SUPPLIED RECORDS ->
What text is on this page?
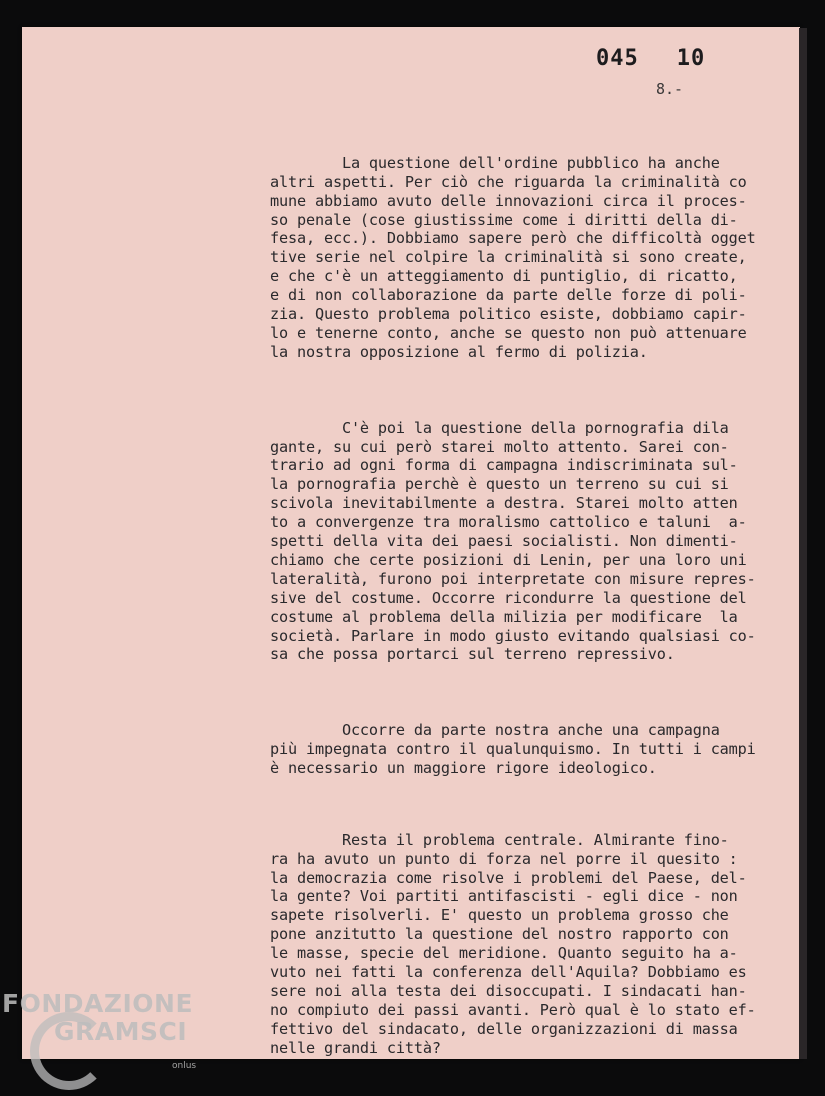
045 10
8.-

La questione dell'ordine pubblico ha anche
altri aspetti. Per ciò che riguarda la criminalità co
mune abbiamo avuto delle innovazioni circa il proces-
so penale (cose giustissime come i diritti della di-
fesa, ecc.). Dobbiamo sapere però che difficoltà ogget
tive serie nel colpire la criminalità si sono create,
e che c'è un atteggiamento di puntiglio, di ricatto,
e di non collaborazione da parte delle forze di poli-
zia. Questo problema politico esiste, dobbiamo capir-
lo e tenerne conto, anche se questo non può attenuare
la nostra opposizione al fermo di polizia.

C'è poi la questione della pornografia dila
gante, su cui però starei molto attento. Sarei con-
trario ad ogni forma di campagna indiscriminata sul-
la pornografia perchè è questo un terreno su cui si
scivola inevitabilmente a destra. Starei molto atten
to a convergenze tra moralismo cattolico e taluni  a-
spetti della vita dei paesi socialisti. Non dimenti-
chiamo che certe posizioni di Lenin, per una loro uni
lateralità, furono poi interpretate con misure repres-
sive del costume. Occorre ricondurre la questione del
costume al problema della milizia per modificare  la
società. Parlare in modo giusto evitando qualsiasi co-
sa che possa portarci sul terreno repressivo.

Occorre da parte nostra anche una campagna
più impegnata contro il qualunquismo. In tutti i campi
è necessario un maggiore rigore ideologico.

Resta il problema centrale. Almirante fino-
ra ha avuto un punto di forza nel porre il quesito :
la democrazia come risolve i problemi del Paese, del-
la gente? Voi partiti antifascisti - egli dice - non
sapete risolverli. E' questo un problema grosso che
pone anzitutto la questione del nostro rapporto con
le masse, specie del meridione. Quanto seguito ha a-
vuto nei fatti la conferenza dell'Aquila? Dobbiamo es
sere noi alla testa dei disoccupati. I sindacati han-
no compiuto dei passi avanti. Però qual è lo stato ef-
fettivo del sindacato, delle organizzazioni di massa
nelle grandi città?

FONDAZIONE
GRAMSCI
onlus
==
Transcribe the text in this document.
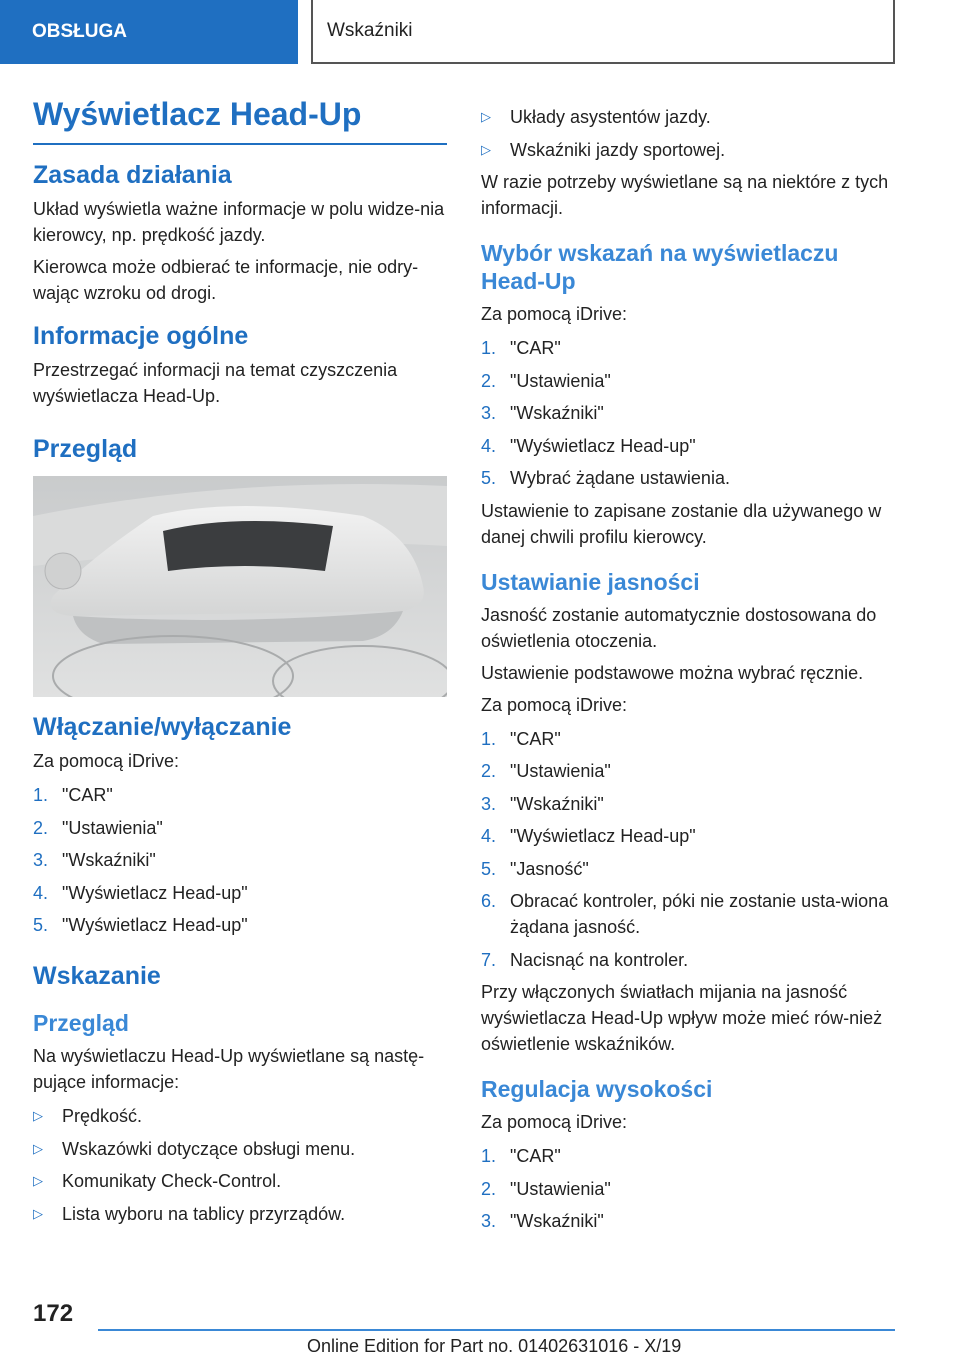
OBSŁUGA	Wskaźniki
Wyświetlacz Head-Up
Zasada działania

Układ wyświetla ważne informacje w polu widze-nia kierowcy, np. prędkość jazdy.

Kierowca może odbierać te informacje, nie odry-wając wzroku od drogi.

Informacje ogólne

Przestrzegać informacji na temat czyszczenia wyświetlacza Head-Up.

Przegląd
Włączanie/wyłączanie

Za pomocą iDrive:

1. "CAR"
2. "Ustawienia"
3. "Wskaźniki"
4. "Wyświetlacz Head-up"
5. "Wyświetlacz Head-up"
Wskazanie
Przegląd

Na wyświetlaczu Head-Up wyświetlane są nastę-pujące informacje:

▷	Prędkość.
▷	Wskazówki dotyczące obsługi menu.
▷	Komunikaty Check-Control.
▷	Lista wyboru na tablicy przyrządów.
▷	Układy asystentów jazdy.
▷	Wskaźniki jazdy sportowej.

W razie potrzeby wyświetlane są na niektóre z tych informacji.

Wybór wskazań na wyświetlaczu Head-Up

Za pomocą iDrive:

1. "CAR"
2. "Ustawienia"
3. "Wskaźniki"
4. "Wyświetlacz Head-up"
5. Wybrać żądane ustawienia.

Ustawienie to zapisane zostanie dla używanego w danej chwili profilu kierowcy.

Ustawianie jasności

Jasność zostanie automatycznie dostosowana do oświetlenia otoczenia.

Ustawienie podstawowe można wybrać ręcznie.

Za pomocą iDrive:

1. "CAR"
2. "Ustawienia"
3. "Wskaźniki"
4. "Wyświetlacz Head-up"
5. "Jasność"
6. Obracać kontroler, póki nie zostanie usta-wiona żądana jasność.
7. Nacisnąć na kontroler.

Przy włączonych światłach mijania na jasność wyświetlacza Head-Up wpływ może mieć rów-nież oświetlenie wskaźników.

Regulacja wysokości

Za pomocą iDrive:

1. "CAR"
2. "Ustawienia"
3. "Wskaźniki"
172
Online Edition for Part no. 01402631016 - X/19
---
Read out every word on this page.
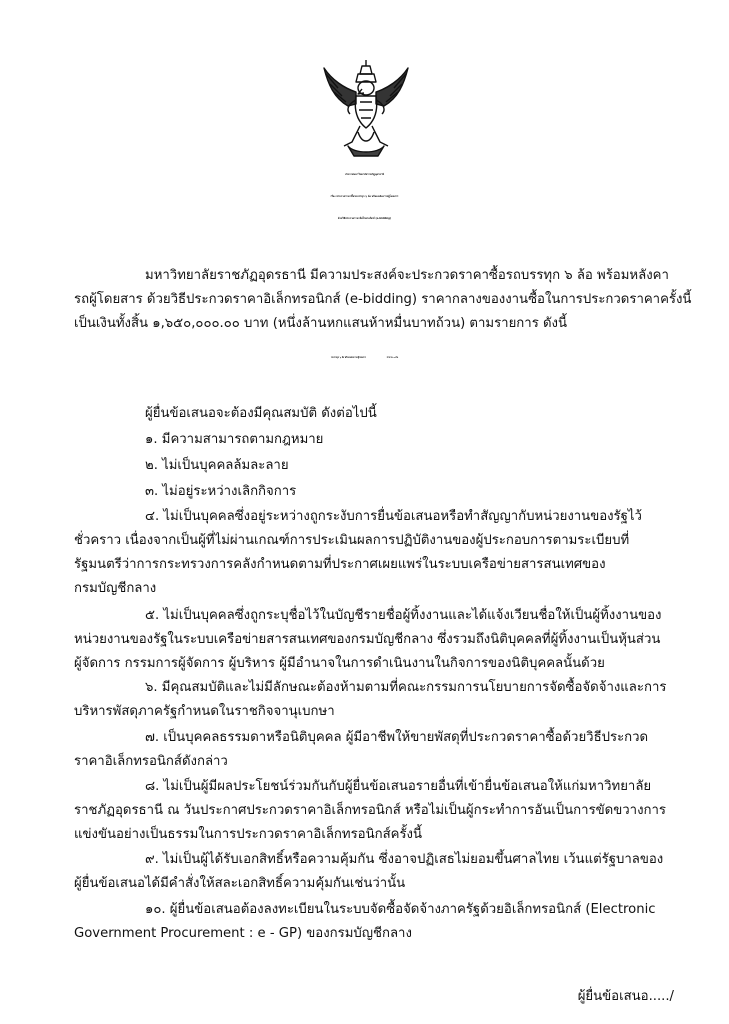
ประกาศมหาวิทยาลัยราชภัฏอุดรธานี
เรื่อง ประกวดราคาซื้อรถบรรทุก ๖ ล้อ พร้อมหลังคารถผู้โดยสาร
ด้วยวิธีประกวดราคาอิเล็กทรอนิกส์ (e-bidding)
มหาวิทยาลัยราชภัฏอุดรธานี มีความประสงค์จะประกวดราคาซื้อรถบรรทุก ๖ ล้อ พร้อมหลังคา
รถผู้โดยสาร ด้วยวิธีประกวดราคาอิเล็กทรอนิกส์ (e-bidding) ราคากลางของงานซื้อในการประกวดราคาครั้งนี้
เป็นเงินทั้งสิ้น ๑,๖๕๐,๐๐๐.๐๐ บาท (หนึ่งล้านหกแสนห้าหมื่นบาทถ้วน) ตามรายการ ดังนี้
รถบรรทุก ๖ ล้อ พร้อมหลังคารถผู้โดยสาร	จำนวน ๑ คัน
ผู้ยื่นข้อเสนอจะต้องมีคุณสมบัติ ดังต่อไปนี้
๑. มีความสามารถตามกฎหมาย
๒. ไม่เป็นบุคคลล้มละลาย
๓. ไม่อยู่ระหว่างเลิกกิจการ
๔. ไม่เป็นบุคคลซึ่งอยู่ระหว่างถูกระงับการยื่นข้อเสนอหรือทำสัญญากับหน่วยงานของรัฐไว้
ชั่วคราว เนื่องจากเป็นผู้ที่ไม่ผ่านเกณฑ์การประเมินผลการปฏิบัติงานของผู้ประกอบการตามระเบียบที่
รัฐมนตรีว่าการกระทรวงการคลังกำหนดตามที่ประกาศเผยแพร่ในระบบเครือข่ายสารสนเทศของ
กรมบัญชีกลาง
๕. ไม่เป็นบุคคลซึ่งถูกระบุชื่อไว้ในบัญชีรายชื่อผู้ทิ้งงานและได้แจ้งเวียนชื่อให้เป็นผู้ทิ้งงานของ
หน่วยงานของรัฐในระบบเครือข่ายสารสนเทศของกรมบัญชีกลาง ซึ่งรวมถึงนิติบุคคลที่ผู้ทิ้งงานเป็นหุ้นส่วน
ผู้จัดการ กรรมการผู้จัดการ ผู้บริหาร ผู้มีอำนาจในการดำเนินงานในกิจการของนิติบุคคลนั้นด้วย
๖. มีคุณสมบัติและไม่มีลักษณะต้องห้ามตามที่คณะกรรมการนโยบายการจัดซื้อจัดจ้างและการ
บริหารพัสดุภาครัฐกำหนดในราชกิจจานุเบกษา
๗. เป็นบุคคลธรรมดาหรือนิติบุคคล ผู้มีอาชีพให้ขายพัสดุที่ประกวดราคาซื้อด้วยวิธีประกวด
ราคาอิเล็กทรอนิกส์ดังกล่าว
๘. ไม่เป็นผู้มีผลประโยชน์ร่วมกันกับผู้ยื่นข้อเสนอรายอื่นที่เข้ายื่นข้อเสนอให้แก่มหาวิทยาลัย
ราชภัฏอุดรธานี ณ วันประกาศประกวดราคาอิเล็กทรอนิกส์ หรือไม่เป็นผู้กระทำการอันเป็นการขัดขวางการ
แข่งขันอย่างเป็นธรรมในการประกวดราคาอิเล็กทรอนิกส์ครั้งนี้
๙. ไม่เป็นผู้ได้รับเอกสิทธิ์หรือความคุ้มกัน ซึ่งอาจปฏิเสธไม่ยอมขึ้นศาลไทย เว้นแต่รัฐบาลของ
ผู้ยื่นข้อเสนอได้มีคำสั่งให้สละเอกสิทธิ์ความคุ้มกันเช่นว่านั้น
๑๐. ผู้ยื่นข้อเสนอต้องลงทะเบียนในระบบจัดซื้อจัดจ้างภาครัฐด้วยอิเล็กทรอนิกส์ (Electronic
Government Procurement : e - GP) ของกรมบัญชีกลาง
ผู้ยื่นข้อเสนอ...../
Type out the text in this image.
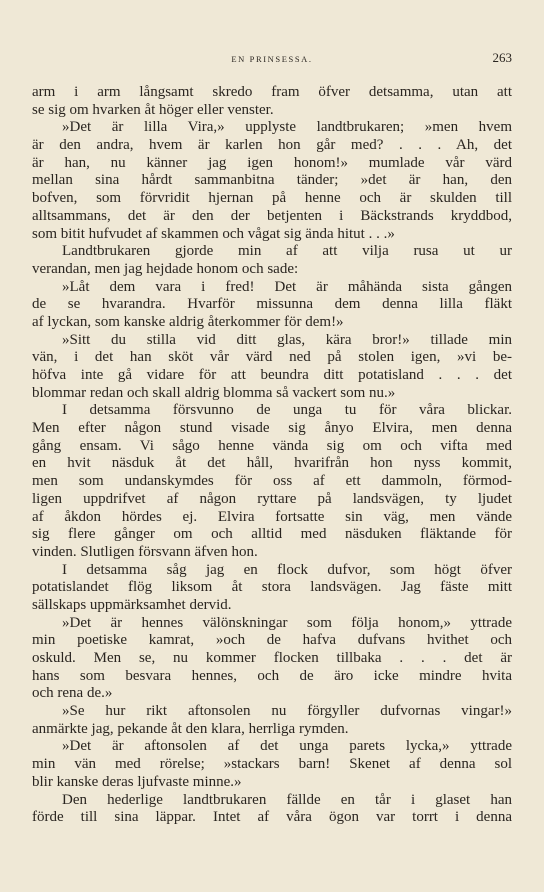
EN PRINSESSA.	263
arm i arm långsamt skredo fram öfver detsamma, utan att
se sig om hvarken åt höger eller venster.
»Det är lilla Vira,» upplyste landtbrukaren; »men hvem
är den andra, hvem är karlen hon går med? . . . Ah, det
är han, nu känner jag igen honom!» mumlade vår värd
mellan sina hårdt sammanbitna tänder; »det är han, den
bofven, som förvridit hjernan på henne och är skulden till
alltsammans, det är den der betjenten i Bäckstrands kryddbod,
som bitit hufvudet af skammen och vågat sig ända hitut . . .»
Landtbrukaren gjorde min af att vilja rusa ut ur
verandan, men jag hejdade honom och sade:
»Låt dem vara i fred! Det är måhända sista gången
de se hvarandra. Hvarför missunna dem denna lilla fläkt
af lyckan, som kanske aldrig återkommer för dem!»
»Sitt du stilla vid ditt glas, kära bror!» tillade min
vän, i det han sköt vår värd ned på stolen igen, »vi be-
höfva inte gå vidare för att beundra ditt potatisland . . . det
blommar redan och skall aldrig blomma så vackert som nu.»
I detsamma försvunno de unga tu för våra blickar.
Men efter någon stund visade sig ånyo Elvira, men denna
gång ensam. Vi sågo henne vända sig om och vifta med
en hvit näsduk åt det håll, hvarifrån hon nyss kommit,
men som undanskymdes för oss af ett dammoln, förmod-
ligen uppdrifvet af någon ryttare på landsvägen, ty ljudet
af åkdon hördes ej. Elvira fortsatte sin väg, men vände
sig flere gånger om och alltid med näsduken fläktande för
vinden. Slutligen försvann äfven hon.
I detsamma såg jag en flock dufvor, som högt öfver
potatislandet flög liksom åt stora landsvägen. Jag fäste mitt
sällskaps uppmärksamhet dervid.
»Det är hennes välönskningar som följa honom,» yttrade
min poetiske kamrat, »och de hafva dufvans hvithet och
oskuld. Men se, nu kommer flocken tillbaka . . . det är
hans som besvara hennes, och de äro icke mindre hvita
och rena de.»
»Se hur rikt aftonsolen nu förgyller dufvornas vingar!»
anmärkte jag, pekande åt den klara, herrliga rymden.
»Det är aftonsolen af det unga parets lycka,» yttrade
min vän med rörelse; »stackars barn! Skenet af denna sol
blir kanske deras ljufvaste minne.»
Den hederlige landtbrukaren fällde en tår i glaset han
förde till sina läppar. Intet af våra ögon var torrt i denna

PROBLEM DETAILS ->
Work through the listing above and report how many lines include the string "bidding", with no other text.

RESPONSE FOR THIS EXERCISE ->
2